GIVEN TASK:
Look through the listing for the word "name". Copy each line that has it.

-------- STORED RECORDS

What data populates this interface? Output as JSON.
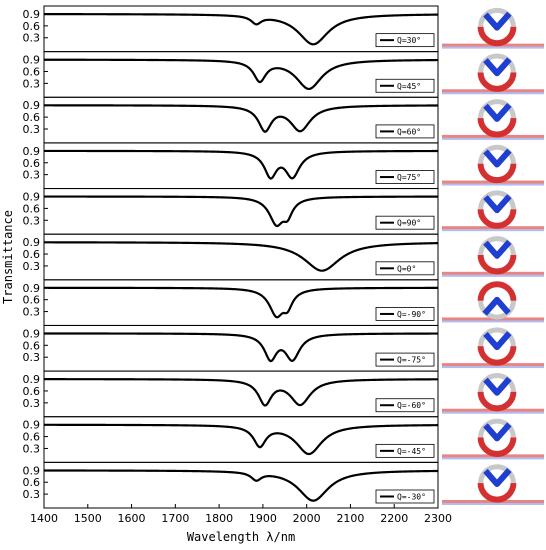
{
  "chart_data": {
    "type": "line",
    "xlabel": "Wavelength λ/nm",
    "ylabel": "Transmittance",
    "xlim": [
      1400,
      2300
    ],
    "xticks": [
      "1400",
      "1500",
      "1600",
      "1700",
      "1800",
      "1900",
      "2000",
      "2100",
      "2200",
      "2300"
    ],
    "ylim": [
      0.0,
      1.0
    ],
    "yticks": [
      "0.3",
      "0.6",
      "0.9"
    ],
    "grid": false,
    "legend_placement": "bottom-right of each panel",
    "series": [
      {
        "name": "Q=30°",
        "base": 0.9,
        "dips": [
          {
            "x": 1885,
            "depth": 0.23,
            "width": 14
          },
          {
            "x": 2015,
            "depth": 0.85,
            "width": 42
          }
        ]
      },
      {
        "name": "Q=45°",
        "base": 0.9,
        "dips": [
          {
            "x": 1893,
            "depth": 0.6,
            "width": 17
          },
          {
            "x": 2005,
            "depth": 0.82,
            "width": 36
          }
        ]
      },
      {
        "name": "Q=60°",
        "base": 0.9,
        "dips": [
          {
            "x": 1905,
            "depth": 0.72,
            "width": 18
          },
          {
            "x": 1985,
            "depth": 0.72,
            "width": 28
          }
        ]
      },
      {
        "name": "Q=75°",
        "base": 0.9,
        "dips": [
          {
            "x": 1918,
            "depth": 0.75,
            "width": 17
          },
          {
            "x": 1967,
            "depth": 0.75,
            "width": 20
          }
        ]
      },
      {
        "name": "Q=90°",
        "base": 0.9,
        "dips": [
          {
            "x": 1932,
            "depth": 0.8,
            "width": 20
          },
          {
            "x": 1955,
            "depth": 0.55,
            "width": 13
          }
        ]
      },
      {
        "name": "Q=0°",
        "base": 0.9,
        "dips": [
          {
            "x": 2035,
            "depth": 0.8,
            "width": 50
          }
        ]
      },
      {
        "name": "Q=-90°",
        "base": 0.9,
        "dips": [
          {
            "x": 1932,
            "depth": 0.8,
            "width": 20
          },
          {
            "x": 1955,
            "depth": 0.55,
            "width": 13
          }
        ]
      },
      {
        "name": "Q=-75°",
        "base": 0.9,
        "dips": [
          {
            "x": 1918,
            "depth": 0.75,
            "width": 17
          },
          {
            "x": 1967,
            "depth": 0.75,
            "width": 20
          }
        ]
      },
      {
        "name": "Q=-60°",
        "base": 0.9,
        "dips": [
          {
            "x": 1905,
            "depth": 0.72,
            "width": 18
          },
          {
            "x": 1985,
            "depth": 0.72,
            "width": 28
          }
        ]
      },
      {
        "name": "Q=-45°",
        "base": 0.9,
        "dips": [
          {
            "x": 1893,
            "depth": 0.6,
            "width": 17
          },
          {
            "x": 2005,
            "depth": 0.82,
            "width": 36
          }
        ]
      },
      {
        "name": "Q=-30°",
        "base": 0.9,
        "dips": [
          {
            "x": 1885,
            "depth": 0.23,
            "width": 14
          },
          {
            "x": 2015,
            "depth": 0.85,
            "width": 42
          }
        ]
      }
    ],
    "field_maps": [
      {
        "flip": false
      },
      {
        "flip": false
      },
      {
        "flip": false
      },
      {
        "flip": false
      },
      {
        "flip": false
      },
      {
        "flip": false
      },
      {
        "flip": true
      },
      {
        "flip": false
      },
      {
        "flip": false
      },
      {
        "flip": false
      },
      {
        "flip": false
      }
    ],
    "colors": {
      "line": "#000000",
      "field_positive": "#d42020",
      "field_negative": "#1f3fd0",
      "background": "#ffffff"
    }
  }
}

----------------

SOLUTION TO THIS EXERCISE:
        "name": "Q=30°",
        "name": "Q=45°",
        "name": "Q=60°",
        "name": "Q=75°",
        "name": "Q=90°",
        "name": "Q=0°",
        "name": "Q=-90°",
        "name": "Q=-75°",
        "name": "Q=-60°",
        "name": "Q=-45°",
        "name": "Q=-30°",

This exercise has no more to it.